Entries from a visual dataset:
§ §
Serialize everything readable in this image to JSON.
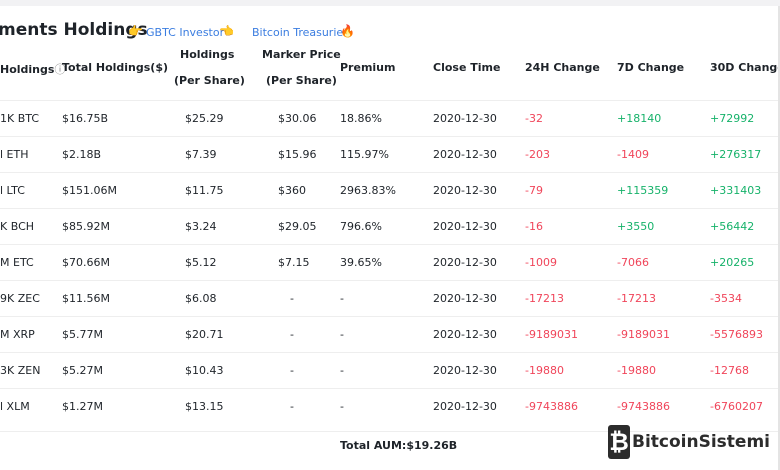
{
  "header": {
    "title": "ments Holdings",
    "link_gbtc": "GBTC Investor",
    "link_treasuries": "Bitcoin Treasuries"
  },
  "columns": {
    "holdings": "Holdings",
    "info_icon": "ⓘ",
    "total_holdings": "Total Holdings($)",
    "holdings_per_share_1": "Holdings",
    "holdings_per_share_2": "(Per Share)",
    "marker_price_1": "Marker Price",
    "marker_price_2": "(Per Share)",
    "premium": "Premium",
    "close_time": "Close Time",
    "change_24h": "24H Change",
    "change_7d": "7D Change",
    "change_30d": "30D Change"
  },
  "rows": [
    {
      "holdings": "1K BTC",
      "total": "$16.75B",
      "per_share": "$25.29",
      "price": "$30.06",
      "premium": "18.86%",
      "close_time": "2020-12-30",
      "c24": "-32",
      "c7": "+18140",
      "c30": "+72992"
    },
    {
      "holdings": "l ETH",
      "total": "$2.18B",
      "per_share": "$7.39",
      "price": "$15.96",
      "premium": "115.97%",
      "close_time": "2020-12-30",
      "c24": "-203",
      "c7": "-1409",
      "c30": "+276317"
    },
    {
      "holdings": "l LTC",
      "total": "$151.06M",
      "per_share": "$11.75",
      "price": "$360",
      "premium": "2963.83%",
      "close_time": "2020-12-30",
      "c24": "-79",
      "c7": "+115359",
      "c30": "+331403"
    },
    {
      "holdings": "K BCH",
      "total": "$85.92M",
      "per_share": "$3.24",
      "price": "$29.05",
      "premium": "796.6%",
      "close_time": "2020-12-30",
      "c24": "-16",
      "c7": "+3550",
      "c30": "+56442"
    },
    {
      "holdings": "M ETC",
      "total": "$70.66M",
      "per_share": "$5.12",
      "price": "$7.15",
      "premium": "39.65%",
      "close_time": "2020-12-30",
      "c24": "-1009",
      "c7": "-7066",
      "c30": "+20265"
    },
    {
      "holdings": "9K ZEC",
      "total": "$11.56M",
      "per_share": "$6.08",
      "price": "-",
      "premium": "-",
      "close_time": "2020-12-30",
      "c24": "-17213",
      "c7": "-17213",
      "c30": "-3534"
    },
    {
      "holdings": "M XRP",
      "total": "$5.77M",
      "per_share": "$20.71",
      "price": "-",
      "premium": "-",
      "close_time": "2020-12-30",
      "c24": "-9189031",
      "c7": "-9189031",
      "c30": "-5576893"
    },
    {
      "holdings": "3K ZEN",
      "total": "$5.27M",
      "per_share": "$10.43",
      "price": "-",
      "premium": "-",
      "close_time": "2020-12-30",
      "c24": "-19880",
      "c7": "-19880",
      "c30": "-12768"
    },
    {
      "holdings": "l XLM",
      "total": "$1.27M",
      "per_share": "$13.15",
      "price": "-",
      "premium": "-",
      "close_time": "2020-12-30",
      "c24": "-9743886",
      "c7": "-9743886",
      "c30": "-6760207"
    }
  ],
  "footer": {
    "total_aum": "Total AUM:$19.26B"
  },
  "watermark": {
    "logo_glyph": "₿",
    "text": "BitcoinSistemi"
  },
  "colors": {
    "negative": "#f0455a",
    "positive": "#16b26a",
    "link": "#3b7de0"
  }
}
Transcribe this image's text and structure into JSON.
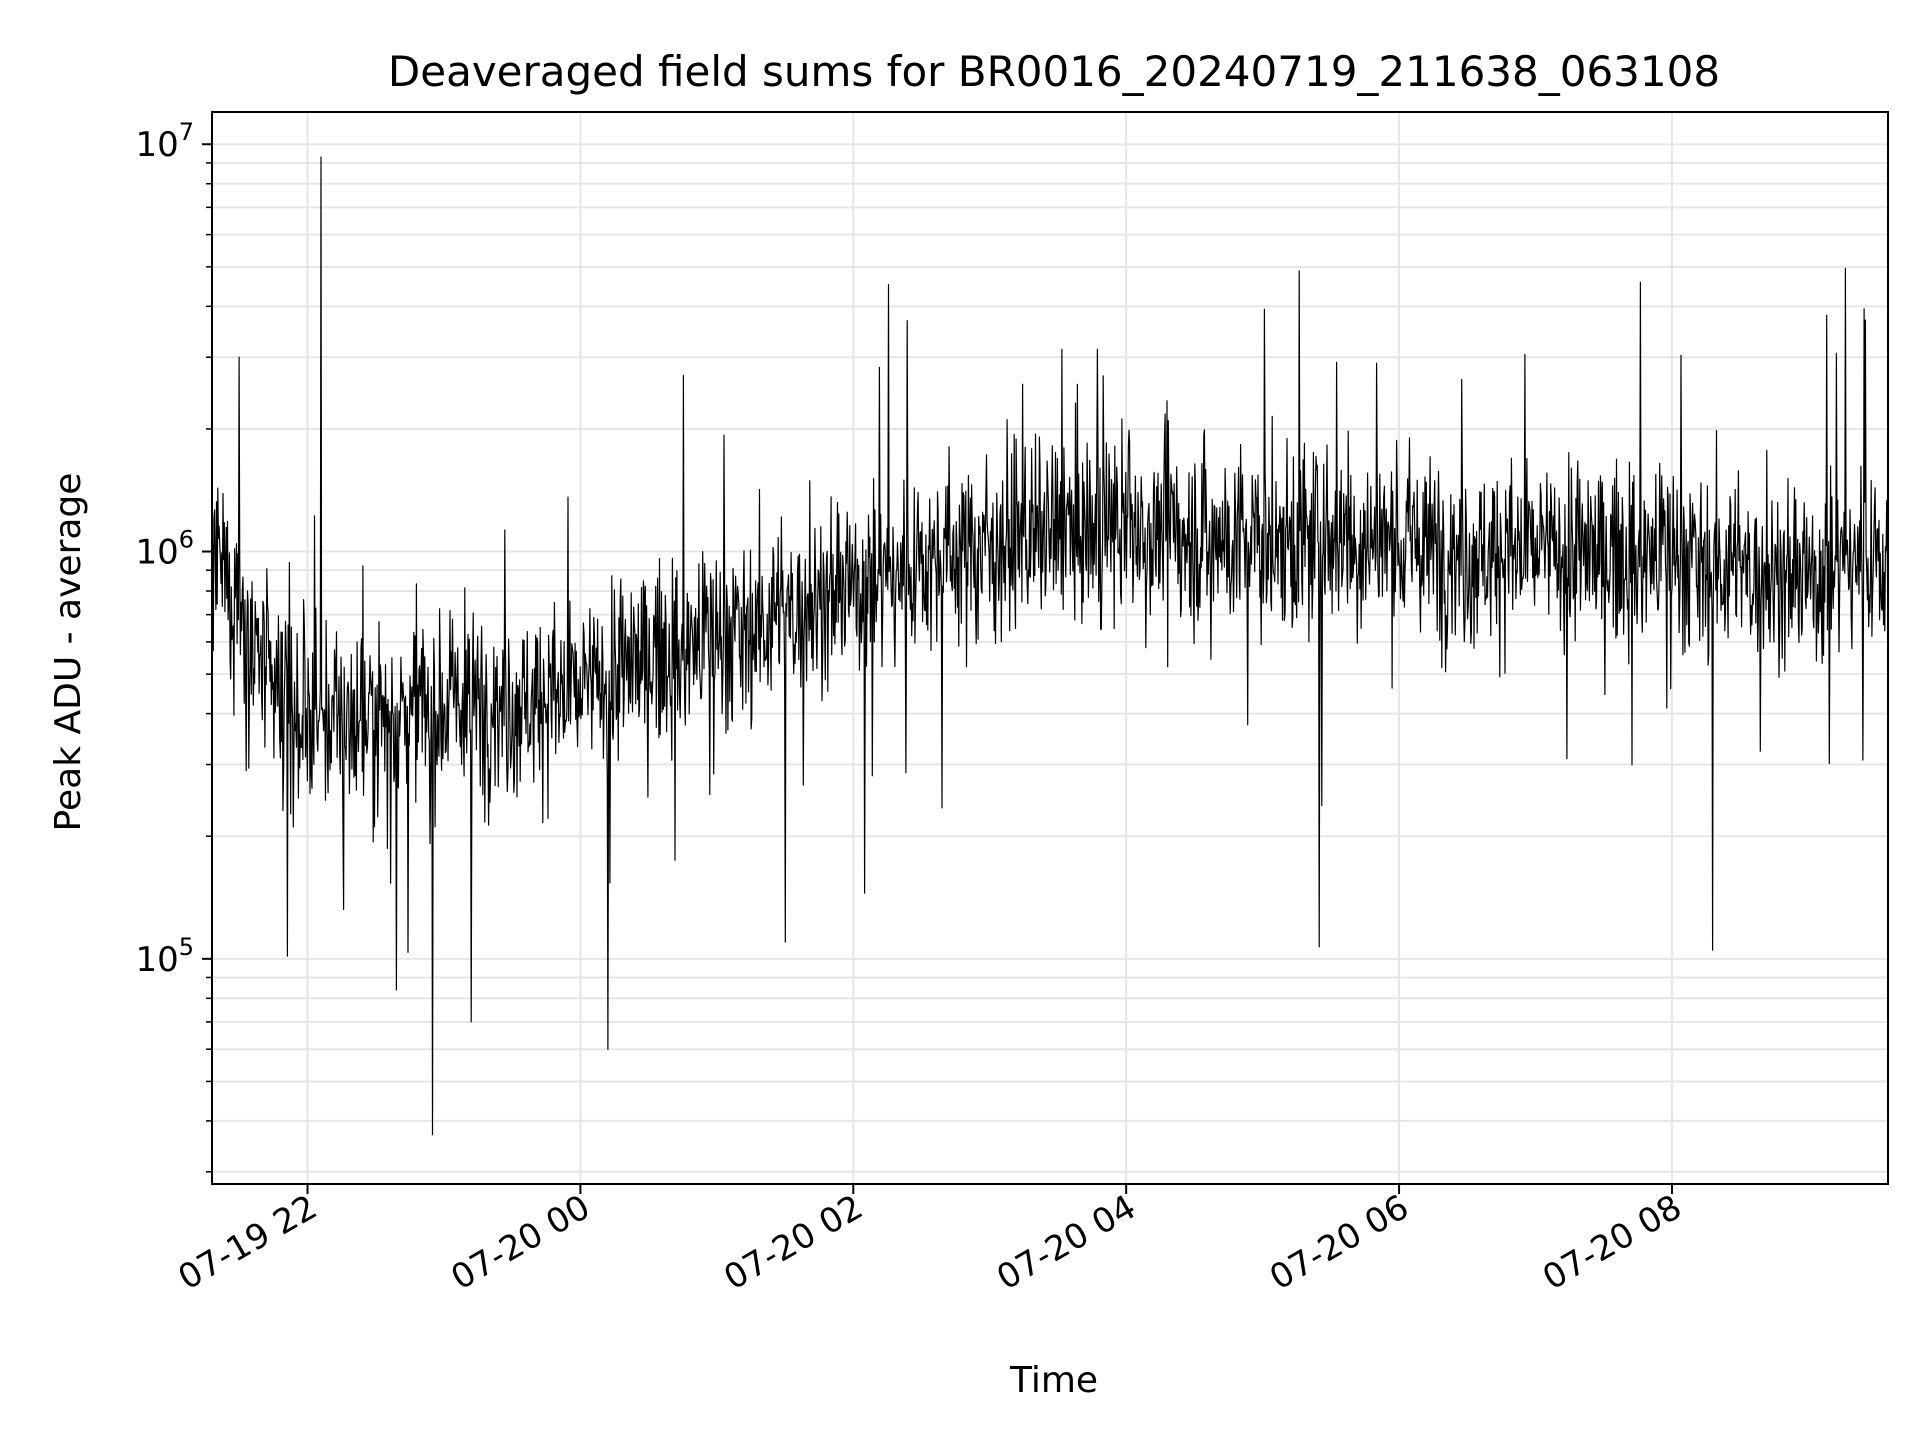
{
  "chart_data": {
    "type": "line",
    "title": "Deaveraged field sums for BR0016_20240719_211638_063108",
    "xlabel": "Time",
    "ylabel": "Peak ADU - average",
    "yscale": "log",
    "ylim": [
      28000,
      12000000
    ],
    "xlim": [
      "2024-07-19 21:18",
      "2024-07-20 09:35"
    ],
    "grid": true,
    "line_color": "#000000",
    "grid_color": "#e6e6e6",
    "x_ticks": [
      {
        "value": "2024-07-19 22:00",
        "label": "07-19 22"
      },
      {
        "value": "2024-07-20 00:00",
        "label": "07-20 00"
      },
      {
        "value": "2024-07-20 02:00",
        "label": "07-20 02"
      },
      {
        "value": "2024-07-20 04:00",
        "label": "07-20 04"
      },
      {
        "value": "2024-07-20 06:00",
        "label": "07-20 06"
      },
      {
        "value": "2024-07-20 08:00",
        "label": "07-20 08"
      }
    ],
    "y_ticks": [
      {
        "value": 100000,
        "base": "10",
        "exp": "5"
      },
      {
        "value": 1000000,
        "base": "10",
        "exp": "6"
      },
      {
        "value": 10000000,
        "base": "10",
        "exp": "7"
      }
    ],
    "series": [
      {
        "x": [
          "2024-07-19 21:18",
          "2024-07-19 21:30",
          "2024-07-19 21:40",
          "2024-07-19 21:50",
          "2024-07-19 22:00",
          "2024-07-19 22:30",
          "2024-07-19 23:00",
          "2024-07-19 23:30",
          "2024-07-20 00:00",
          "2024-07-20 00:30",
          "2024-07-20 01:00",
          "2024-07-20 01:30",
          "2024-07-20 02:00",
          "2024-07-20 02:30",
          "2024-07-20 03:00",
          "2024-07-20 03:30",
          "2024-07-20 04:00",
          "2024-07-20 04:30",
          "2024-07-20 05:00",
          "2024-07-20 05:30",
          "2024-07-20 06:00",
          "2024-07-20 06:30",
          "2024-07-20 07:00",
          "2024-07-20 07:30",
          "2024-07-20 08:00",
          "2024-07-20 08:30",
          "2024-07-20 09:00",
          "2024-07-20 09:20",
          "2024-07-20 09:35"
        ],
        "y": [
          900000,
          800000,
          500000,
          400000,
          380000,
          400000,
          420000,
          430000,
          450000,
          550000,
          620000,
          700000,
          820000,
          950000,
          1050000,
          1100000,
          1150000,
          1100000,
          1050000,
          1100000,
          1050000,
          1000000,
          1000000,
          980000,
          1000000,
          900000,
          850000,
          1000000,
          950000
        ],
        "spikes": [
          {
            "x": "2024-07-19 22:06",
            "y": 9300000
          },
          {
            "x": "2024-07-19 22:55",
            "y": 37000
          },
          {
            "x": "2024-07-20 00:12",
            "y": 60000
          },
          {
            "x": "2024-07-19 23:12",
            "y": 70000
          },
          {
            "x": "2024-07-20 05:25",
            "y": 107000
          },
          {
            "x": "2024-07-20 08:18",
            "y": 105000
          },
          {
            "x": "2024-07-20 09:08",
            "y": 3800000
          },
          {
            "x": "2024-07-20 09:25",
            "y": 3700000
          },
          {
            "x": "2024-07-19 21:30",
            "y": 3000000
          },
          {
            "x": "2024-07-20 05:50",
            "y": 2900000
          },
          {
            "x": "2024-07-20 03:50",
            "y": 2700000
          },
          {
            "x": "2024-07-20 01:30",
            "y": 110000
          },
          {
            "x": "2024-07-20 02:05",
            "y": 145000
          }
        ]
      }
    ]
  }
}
§ §
» To do
Leave out the pictures and copy the rest of the material above exactly.

» Expected answer
Serialize everything readable in this image to JSON.
{
  "header": {
    "title": "ments Holdings",
    "link_gbtc": "GBTC Investor",
    "link_treasuries": "Bitcoin Treasuries"
  },
  "columns": {
    "holdings": "Holdings",
    "info_icon": "ⓘ",
    "total_holdings": "Total Holdings($)",
    "holdings_per_share_1": "Holdings",
    "holdings_per_share_2": "(Per Share)",
    "marker_price_1": "Marker Price",
    "marker_price_2": "(Per Share)",
    "premium": "Premium",
    "close_time": "Close Time",
    "change_24h": "24H Change",
    "change_7d": "7D Change",
    "change_30d": "30D Change"
  },
  "rows": [
    {
      "holdings": "1K BTC",
      "total": "$16.75B",
      "per_share": "$25.29",
      "price": "$30.06",
      "premium": "18.86%",
      "close_time": "2020-12-30",
      "c24": "-32",
      "c7": "+18140",
      "c30": "+72992"
    },
    {
      "holdings": "l ETH",
      "total": "$2.18B",
      "per_share": "$7.39",
      "price": "$15.96",
      "premium": "115.97%",
      "close_time": "2020-12-30",
      "c24": "-203",
      "c7": "-1409",
      "c30": "+276317"
    },
    {
      "holdings": "l LTC",
      "total": "$151.06M",
      "per_share": "$11.75",
      "price": "$360",
      "premium": "2963.83%",
      "close_time": "2020-12-30",
      "c24": "-79",
      "c7": "+115359",
      "c30": "+331403"
    },
    {
      "holdings": "K BCH",
      "total": "$85.92M",
      "per_share": "$3.24",
      "price": "$29.05",
      "premium": "796.6%",
      "close_time": "2020-12-30",
      "c24": "-16",
      "c7": "+3550",
      "c30": "+56442"
    },
    {
      "holdings": "M ETC",
      "total": "$70.66M",
      "per_share": "$5.12",
      "price": "$7.15",
      "premium": "39.65%",
      "close_time": "2020-12-30",
      "c24": "-1009",
      "c7": "-7066",
      "c30": "+20265"
    },
    {
      "holdings": "9K ZEC",
      "total": "$11.56M",
      "per_share": "$6.08",
      "price": "-",
      "premium": "-",
      "close_time": "2020-12-30",
      "c24": "-17213",
      "c7": "-17213",
      "c30": "-3534"
    },
    {
      "holdings": "M XRP",
      "total": "$5.77M",
      "per_share": "$20.71",
      "price": "-",
      "premium": "-",
      "close_time": "2020-12-30",
      "c24": "-9189031",
      "c7": "-9189031",
      "c30": "-5576893"
    },
    {
      "holdings": "3K ZEN",
      "total": "$5.27M",
      "per_share": "$10.43",
      "price": "-",
      "premium": "-",
      "close_time": "2020-12-30",
      "c24": "-19880",
      "c7": "-19880",
      "c30": "-12768"
    },
    {
      "holdings": "l XLM",
      "total": "$1.27M",
      "per_share": "$13.15",
      "price": "-",
      "premium": "-",
      "close_time": "2020-12-30",
      "c24": "-9743886",
      "c7": "-9743886",
      "c30": "-6760207"
    }
  ],
  "footer": {
    "total_aum": "Total AUM:$19.26B"
  },
  "watermark": {
    "logo_glyph": "₿",
    "text": "BitcoinSistemi"
  },
  "colors": {
    "negative": "#f0455a",
    "positive": "#16b26a",
    "link": "#3b7de0"
  }
}
Transcribe this image's text and structure into JSON.
{
  "chart_data": {
    "type": "line",
    "title": "Deaveraged field sums for BR0016_20240719_211638_063108",
    "xlabel": "Time",
    "ylabel": "Peak ADU - average",
    "yscale": "log",
    "ylim": [
      28000,
      12000000
    ],
    "xlim": [
      "2024-07-19 21:18",
      "2024-07-20 09:35"
    ],
    "grid": true,
    "line_color": "#000000",
    "grid_color": "#e6e6e6",
    "x_ticks": [
      {
        "value": "2024-07-19 22:00",
        "label": "07-19 22"
      },
      {
        "value": "2024-07-20 00:00",
        "label": "07-20 00"
      },
      {
        "value": "2024-07-20 02:00",
        "label": "07-20 02"
      },
      {
        "value": "2024-07-20 04:00",
        "label": "07-20 04"
      },
      {
        "value": "2024-07-20 06:00",
        "label": "07-20 06"
      },
      {
        "value": "2024-07-20 08:00",
        "label": "07-20 08"
      }
    ],
    "y_ticks": [
      {
        "value": 100000,
        "base": "10",
        "exp": "5"
      },
      {
        "value": 1000000,
        "base": "10",
        "exp": "6"
      },
      {
        "value": 10000000,
        "base": "10",
        "exp": "7"
      }
    ],
    "series": [
      {
        "x": [
          "2024-07-19 21:18",
          "2024-07-19 21:30",
          "2024-07-19 21:40",
          "2024-07-19 21:50",
          "2024-07-19 22:00",
          "2024-07-19 22:30",
          "2024-07-19 23:00",
          "2024-07-19 23:30",
          "2024-07-20 00:00",
          "2024-07-20 00:30",
          "2024-07-20 01:00",
          "2024-07-20 01:30",
          "2024-07-20 02:00",
          "2024-07-20 02:30",
          "2024-07-20 03:00",
          "2024-07-20 03:30",
          "2024-07-20 04:00",
          "2024-07-20 04:30",
          "2024-07-20 05:00",
          "2024-07-20 05:30",
          "2024-07-20 06:00",
          "2024-07-20 06:30",
          "2024-07-20 07:00",
          "2024-07-20 07:30",
          "2024-07-20 08:00",
          "2024-07-20 08:30",
          "2024-07-20 09:00",
          "2024-07-20 09:20",
          "2024-07-20 09:35"
        ],
        "y": [
          900000,
          800000,
          500000,
          400000,
          380000,
          400000,
          420000,
          430000,
          450000,
          550000,
          620000,
          700000,
          820000,
          950000,
          1050000,
          1100000,
          1150000,
          1100000,
          1050000,
          1100000,
          1050000,
          1000000,
          1000000,
          980000,
          1000000,
          900000,
          850000,
          1000000,
          950000
        ],
        "spikes": [
          {
            "x": "2024-07-19 22:06",
            "y": 9300000
          },
          {
            "x": "2024-07-19 22:55",
            "y": 37000
          },
          {
            "x": "2024-07-20 00:12",
            "y": 60000
          },
          {
            "x": "2024-07-19 23:12",
            "y": 70000
          },
          {
            "x": "2024-07-20 05:25",
            "y": 107000
          },
          {
            "x": "2024-07-20 08:18",
            "y": 105000
          },
          {
            "x": "2024-07-20 09:08",
            "y": 3800000
          },
          {
            "x": "2024-07-20 09:25",
            "y": 3700000
          },
          {
            "x": "2024-07-19 21:30",
            "y": 3000000
          },
          {
            "x": "2024-07-20 05:50",
            "y": 2900000
          },
          {
            "x": "2024-07-20 03:50",
            "y": 2700000
          },
          {
            "x": "2024-07-20 01:30",
            "y": 110000
          },
          {
            "x": "2024-07-20 02:05",
            "y": 145000
          }
        ]
      }
    ]
  }
}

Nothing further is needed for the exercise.